Each record below should appear again exactly as written.

Source material
::::

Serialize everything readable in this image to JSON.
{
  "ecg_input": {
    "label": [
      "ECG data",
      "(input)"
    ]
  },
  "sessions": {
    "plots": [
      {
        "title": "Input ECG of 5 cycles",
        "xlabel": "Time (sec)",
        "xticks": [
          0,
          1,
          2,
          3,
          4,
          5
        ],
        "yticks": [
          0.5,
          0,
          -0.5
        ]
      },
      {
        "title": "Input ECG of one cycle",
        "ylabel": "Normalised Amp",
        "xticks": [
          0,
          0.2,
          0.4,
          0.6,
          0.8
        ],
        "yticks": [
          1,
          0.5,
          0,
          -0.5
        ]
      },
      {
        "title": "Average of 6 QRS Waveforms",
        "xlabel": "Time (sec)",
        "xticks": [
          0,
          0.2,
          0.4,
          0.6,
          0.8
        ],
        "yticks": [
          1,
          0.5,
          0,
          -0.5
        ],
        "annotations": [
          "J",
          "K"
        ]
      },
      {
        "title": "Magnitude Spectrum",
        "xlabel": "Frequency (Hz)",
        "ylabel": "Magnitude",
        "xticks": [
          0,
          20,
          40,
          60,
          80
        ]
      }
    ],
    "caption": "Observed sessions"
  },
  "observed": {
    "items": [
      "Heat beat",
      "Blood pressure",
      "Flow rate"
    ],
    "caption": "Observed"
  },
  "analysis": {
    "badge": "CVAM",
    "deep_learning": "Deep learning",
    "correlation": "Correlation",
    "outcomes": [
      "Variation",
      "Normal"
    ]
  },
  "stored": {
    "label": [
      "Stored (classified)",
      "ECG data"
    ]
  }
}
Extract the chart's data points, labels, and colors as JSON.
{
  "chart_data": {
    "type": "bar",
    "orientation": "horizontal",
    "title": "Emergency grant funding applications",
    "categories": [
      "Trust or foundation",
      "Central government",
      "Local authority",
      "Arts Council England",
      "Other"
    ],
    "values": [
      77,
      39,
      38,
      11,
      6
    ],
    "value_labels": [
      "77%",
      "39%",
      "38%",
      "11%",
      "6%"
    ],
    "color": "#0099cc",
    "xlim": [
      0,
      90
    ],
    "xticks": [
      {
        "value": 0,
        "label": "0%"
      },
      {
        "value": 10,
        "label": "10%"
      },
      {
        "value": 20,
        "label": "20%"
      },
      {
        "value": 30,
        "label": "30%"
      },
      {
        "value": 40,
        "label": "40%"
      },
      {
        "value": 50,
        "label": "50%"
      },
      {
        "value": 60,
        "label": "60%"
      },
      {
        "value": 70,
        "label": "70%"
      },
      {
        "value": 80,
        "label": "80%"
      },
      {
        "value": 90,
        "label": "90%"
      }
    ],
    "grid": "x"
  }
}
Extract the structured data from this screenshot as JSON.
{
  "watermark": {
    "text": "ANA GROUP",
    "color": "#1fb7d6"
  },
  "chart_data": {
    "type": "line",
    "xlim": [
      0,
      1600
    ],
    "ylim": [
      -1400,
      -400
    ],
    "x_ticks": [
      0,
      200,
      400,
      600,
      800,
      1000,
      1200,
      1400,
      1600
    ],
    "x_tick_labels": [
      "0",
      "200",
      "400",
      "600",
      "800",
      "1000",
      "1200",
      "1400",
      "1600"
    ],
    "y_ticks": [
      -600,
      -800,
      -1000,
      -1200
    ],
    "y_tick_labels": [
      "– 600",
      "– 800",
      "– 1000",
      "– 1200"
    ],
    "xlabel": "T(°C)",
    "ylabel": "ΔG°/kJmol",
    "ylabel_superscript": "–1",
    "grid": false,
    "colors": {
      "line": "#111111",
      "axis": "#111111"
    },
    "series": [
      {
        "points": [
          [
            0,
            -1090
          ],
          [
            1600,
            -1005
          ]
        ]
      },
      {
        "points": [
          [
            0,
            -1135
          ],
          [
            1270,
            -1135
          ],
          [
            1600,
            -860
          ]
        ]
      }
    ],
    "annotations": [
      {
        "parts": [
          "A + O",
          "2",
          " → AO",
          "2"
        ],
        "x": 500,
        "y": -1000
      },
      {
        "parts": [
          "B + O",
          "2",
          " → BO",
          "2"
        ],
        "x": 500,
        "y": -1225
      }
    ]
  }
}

::::

Reply to the task
Serialize everything readable in this image to JSON.
{
  "ecg_input": {
    "label": [
      "ECG data",
      "(input)"
    ]
  },
  "sessions": {
    "plots": [
      {
        "title": "Input ECG of 5 cycles",
        "xlabel": "Time (sec)",
        "xticks": [
          0,
          1,
          2,
          3,
          4,
          5
        ],
        "yticks": [
          0.5,
          0,
          -0.5
        ]
      },
      {
        "title": "Input ECG of one cycle",
        "ylabel": "Normalised Amp",
        "xticks": [
          0,
          0.2,
          0.4,
          0.6,
          0.8
        ],
        "yticks": [
          1,
          0.5,
          0,
          -0.5
        ]
      },
      {
        "title": "Average of 6 QRS Waveforms",
        "xlabel": "Time (sec)",
        "xticks": [
          0,
          0.2,
          0.4,
          0.6,
          0.8
        ],
        "yticks": [
          1,
          0.5,
          0,
          -0.5
        ],
        "annotations": [
          "J",
          "K"
        ]
      },
      {
        "title": "Magnitude Spectrum",
        "xlabel": "Frequency (Hz)",
        "ylabel": "Magnitude",
        "xticks": [
          0,
          20,
          40,
          60,
          80
        ]
      }
    ],
    "caption": "Observed sessions"
  },
  "observed": {
    "items": [
      "Heat beat",
      "Blood pressure",
      "Flow rate"
    ],
    "caption": "Observed"
  },
  "analysis": {
    "badge": "CVAM",
    "deep_learning": "Deep learning",
    "correlation": "Correlation",
    "outcomes": [
      "Variation",
      "Normal"
    ]
  },
  "stored": {
    "label": [
      "Stored (classified)",
      "ECG data"
    ]
  }
}
Extract the chart's data points, labels, and colors as JSON.
{
  "chart_data": {
    "type": "bar",
    "orientation": "horizontal",
    "title": "Emergency grant funding applications",
    "categories": [
      "Trust or foundation",
      "Central government",
      "Local authority",
      "Arts Council England",
      "Other"
    ],
    "values": [
      77,
      39,
      38,
      11,
      6
    ],
    "value_labels": [
      "77%",
      "39%",
      "38%",
      "11%",
      "6%"
    ],
    "color": "#0099cc",
    "xlim": [
      0,
      90
    ],
    "xticks": [
      {
        "value": 0,
        "label": "0%"
      },
      {
        "value": 10,
        "label": "10%"
      },
      {
        "value": 20,
        "label": "20%"
      },
      {
        "value": 30,
        "label": "30%"
      },
      {
        "value": 40,
        "label": "40%"
      },
      {
        "value": 50,
        "label": "50%"
      },
      {
        "value": 60,
        "label": "60%"
      },
      {
        "value": 70,
        "label": "70%"
      },
      {
        "value": 80,
        "label": "80%"
      },
      {
        "value": 90,
        "label": "90%"
      }
    ],
    "grid": "x"
  }
}
Extract the structured data from this screenshot as JSON.
{
  "watermark": {
    "text": "ANA GROUP",
    "color": "#1fb7d6"
  },
  "chart_data": {
    "type": "line",
    "xlim": [
      0,
      1600
    ],
    "ylim": [
      -1400,
      -400
    ],
    "x_ticks": [
      0,
      200,
      400,
      600,
      800,
      1000,
      1200,
      1400,
      1600
    ],
    "x_tick_labels": [
      "0",
      "200",
      "400",
      "600",
      "800",
      "1000",
      "1200",
      "1400",
      "1600"
    ],
    "y_ticks": [
      -600,
      -800,
      -1000,
      -1200
    ],
    "y_tick_labels": [
      "– 600",
      "– 800",
      "– 1000",
      "– 1200"
    ],
    "xlabel": "T(°C)",
    "ylabel": "ΔG°/kJmol",
    "ylabel_superscript": "–1",
    "grid": false,
    "colors": {
      "line": "#111111",
      "axis": "#111111"
    },
    "series": [
      {
        "points": [
          [
            0,
            -1090
          ],
          [
            1600,
            -1005
          ]
        ]
      },
      {
        "points": [
          [
            0,
            -1135
          ],
          [
            1270,
            -1135
          ],
          [
            1600,
            -860
          ]
        ]
      }
    ],
    "annotations": [
      {
        "parts": [
          "A + O",
          "2",
          " → AO",
          "2"
        ],
        "x": 500,
        "y": -1000
      },
      {
        "parts": [
          "B + O",
          "2",
          " → BO",
          "2"
        ],
        "x": 500,
        "y": -1225
      }
    ]
  }
}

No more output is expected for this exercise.